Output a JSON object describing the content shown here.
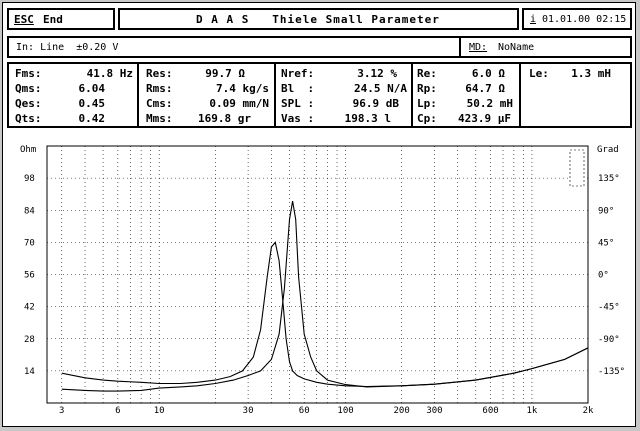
{
  "window": {
    "esc_key": "ESC",
    "esc_label": "End",
    "title": "D A A S   Thiele Small Parameter",
    "info_icon_glyph": "i",
    "datetime": "01.01.00 02:15"
  },
  "input_bar": {
    "input_text": "In: Line  ±0.20 V",
    "md_key": "MD:",
    "md_value": "NoName"
  },
  "params": {
    "col1": [
      {
        "label": "Fms:",
        "value": "41.8 Hz"
      },
      {
        "label": "Qms:",
        "value": "6.04"
      },
      {
        "label": "Qes:",
        "value": "0.45"
      },
      {
        "label": "Qts:",
        "value": "0.42"
      }
    ],
    "col2": [
      {
        "label": "Res:",
        "value": "99.7 Ω"
      },
      {
        "label": "Rms:",
        "value": "7.4 kg/s"
      },
      {
        "label": "Cms:",
        "value": "0.09 mm/N"
      },
      {
        "label": "Mms:",
        "value": "169.8 gr"
      }
    ],
    "col3": [
      {
        "label": "Nref:",
        "value": "3.12 %"
      },
      {
        "label": "Bl  :",
        "value": "24.5 N/A"
      },
      {
        "label": "SPL :",
        "value": "96.9 dB"
      },
      {
        "label": "Vas :",
        "value": "198.3 l"
      }
    ],
    "col4": [
      {
        "label": "Re:",
        "value": "6.0 Ω"
      },
      {
        "label": "Rp:",
        "value": "64.7 Ω"
      },
      {
        "label": "Lp:",
        "value": "50.2 mH"
      },
      {
        "label": "Cp:",
        "value": "423.9 μF"
      }
    ],
    "le": {
      "label": "Le:",
      "value": "1.3 mH"
    }
  },
  "chart_data": {
    "type": "line",
    "title": "",
    "xscale": "log",
    "xlim": [
      2.5,
      2000
    ],
    "ylim": [
      0,
      112
    ],
    "y2lim": [
      -180,
      180
    ],
    "ylabel": "Ohm",
    "y2label": "Grad",
    "x_ticks": [
      "3",
      "6",
      "10",
      "30",
      "60",
      "100",
      "200",
      "300",
      "600",
      "1k",
      "2k"
    ],
    "x_tick_values": [
      3,
      6,
      10,
      30,
      60,
      100,
      200,
      300,
      600,
      1000,
      2000
    ],
    "y_ticks": [
      "98",
      "84",
      "70",
      "56",
      "42",
      "28",
      "14"
    ],
    "y_tick_values": [
      98,
      84,
      70,
      56,
      42,
      28,
      14
    ],
    "y2_ticks": [
      "135°",
      "90°",
      "45°",
      "0°",
      "-45°",
      "-90°",
      "-135°"
    ],
    "y2_tick_values": [
      135,
      90,
      45,
      0,
      -45,
      -90,
      -135
    ],
    "grid": true,
    "series": [
      {
        "x": [
          3,
          4,
          5,
          6,
          8,
          10,
          13,
          16,
          20,
          24,
          28,
          32,
          35,
          38,
          40,
          42,
          44,
          46,
          48,
          50,
          52,
          55,
          60,
          70,
          80,
          100,
          130,
          200,
          300,
          500,
          800,
          1000,
          1500,
          2000
        ],
        "y": [
          13,
          11,
          10,
          9.5,
          9,
          8.5,
          8.5,
          9,
          10,
          11.5,
          14,
          20,
          32,
          55,
          68,
          70,
          62,
          45,
          28,
          18,
          14,
          12,
          10.5,
          9,
          8.2,
          7.5,
          7.2,
          7.5,
          8.2,
          10,
          13,
          15,
          19,
          24
        ]
      },
      {
        "x": [
          3,
          4,
          5,
          6,
          8,
          10,
          13,
          16,
          20,
          25,
          30,
          35,
          40,
          44,
          47,
          50,
          52,
          54,
          56,
          60,
          65,
          70,
          80,
          100,
          130,
          200,
          300,
          500,
          800,
          1000,
          1500,
          2000
        ],
        "y": [
          6,
          5.5,
          5.2,
          5.2,
          5.5,
          6.5,
          7,
          7.5,
          8.5,
          10,
          12,
          14,
          19,
          30,
          50,
          80,
          88,
          80,
          55,
          30,
          20,
          14,
          10,
          8,
          7,
          7.5,
          8.2,
          10,
          13,
          15,
          19,
          24
        ]
      }
    ]
  }
}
☆ ☆ ☆ ☆ ☆ ☆ ☆
Every record must be copied exactly, with images dropped from the result.

Output a JSON object describing the content shown here.
{
  "window": {
    "esc_key": "ESC",
    "esc_label": "End",
    "title": "D A A S   Thiele Small Parameter",
    "info_icon_glyph": "i",
    "datetime": "01.01.00 02:15"
  },
  "input_bar": {
    "input_text": "In: Line  ±0.20 V",
    "md_key": "MD:",
    "md_value": "NoName"
  },
  "params": {
    "col1": [
      {
        "label": "Fms:",
        "value": "41.8 Hz"
      },
      {
        "label": "Qms:",
        "value": "6.04"
      },
      {
        "label": "Qes:",
        "value": "0.45"
      },
      {
        "label": "Qts:",
        "value": "0.42"
      }
    ],
    "col2": [
      {
        "label": "Res:",
        "value": "99.7 Ω"
      },
      {
        "label": "Rms:",
        "value": "7.4 kg/s"
      },
      {
        "label": "Cms:",
        "value": "0.09 mm/N"
      },
      {
        "label": "Mms:",
        "value": "169.8 gr"
      }
    ],
    "col3": [
      {
        "label": "Nref:",
        "value": "3.12 %"
      },
      {
        "label": "Bl  :",
        "value": "24.5 N/A"
      },
      {
        "label": "SPL :",
        "value": "96.9 dB"
      },
      {
        "label": "Vas :",
        "value": "198.3 l"
      }
    ],
    "col4": [
      {
        "label": "Re:",
        "value": "6.0 Ω"
      },
      {
        "label": "Rp:",
        "value": "64.7 Ω"
      },
      {
        "label": "Lp:",
        "value": "50.2 mH"
      },
      {
        "label": "Cp:",
        "value": "423.9 μF"
      }
    ],
    "le": {
      "label": "Le:",
      "value": "1.3 mH"
    }
  },
  "chart_data": {
    "type": "line",
    "title": "",
    "xscale": "log",
    "xlim": [
      2.5,
      2000
    ],
    "ylim": [
      0,
      112
    ],
    "y2lim": [
      -180,
      180
    ],
    "ylabel": "Ohm",
    "y2label": "Grad",
    "x_ticks": [
      "3",
      "6",
      "10",
      "30",
      "60",
      "100",
      "200",
      "300",
      "600",
      "1k",
      "2k"
    ],
    "x_tick_values": [
      3,
      6,
      10,
      30,
      60,
      100,
      200,
      300,
      600,
      1000,
      2000
    ],
    "y_ticks": [
      "98",
      "84",
      "70",
      "56",
      "42",
      "28",
      "14"
    ],
    "y_tick_values": [
      98,
      84,
      70,
      56,
      42,
      28,
      14
    ],
    "y2_ticks": [
      "135°",
      "90°",
      "45°",
      "0°",
      "-45°",
      "-90°",
      "-135°"
    ],
    "y2_tick_values": [
      135,
      90,
      45,
      0,
      -45,
      -90,
      -135
    ],
    "grid": true,
    "series": [
      {
        "x": [
          3,
          4,
          5,
          6,
          8,
          10,
          13,
          16,
          20,
          24,
          28,
          32,
          35,
          38,
          40,
          42,
          44,
          46,
          48,
          50,
          52,
          55,
          60,
          70,
          80,
          100,
          130,
          200,
          300,
          500,
          800,
          1000,
          1500,
          2000
        ],
        "y": [
          13,
          11,
          10,
          9.5,
          9,
          8.5,
          8.5,
          9,
          10,
          11.5,
          14,
          20,
          32,
          55,
          68,
          70,
          62,
          45,
          28,
          18,
          14,
          12,
          10.5,
          9,
          8.2,
          7.5,
          7.2,
          7.5,
          8.2,
          10,
          13,
          15,
          19,
          24
        ]
      },
      {
        "x": [
          3,
          4,
          5,
          6,
          8,
          10,
          13,
          16,
          20,
          25,
          30,
          35,
          40,
          44,
          47,
          50,
          52,
          54,
          56,
          60,
          65,
          70,
          80,
          100,
          130,
          200,
          300,
          500,
          800,
          1000,
          1500,
          2000
        ],
        "y": [
          6,
          5.5,
          5.2,
          5.2,
          5.5,
          6.5,
          7,
          7.5,
          8.5,
          10,
          12,
          14,
          19,
          30,
          50,
          80,
          88,
          80,
          55,
          30,
          20,
          14,
          10,
          8,
          7,
          7.5,
          8.2,
          10,
          13,
          15,
          19,
          24
        ]
      }
    ]
  }
}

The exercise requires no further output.